WHAT YOU SHOULD DO:
Lines containing the word "Москва" need to be counted. Please reply with how many there are, and nothing else.

═══ MATERIAL PROVIDED ═══

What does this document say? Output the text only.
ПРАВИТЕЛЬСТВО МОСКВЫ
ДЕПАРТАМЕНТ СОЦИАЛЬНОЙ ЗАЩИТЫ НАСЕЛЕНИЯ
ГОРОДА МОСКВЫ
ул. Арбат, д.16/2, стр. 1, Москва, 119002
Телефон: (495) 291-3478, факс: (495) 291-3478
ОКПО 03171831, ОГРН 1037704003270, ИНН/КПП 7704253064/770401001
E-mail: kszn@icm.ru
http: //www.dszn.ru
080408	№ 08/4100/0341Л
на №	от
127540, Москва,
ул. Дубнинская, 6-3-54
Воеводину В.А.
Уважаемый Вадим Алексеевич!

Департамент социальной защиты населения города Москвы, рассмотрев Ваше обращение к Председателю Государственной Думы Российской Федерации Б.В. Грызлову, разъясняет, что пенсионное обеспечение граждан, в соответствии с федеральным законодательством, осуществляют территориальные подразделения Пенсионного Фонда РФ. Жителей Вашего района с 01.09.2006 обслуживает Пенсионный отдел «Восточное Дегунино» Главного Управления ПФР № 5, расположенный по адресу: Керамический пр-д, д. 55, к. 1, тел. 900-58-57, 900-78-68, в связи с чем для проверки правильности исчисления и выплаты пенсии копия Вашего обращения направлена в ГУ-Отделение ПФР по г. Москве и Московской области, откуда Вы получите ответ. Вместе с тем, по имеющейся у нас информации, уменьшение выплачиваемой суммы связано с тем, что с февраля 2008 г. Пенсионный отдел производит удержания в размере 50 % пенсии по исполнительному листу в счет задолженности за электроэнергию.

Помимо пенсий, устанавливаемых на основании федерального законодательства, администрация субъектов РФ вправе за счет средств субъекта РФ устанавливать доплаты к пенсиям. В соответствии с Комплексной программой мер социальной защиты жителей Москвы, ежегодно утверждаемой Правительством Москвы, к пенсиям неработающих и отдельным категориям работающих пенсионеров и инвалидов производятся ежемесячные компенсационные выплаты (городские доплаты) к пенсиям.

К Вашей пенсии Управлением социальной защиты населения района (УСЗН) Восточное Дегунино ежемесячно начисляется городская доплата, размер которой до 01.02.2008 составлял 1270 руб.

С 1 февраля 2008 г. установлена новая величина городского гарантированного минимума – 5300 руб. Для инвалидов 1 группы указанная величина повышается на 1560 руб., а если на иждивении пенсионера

═══

RESULT OF THE EXERCISE:
2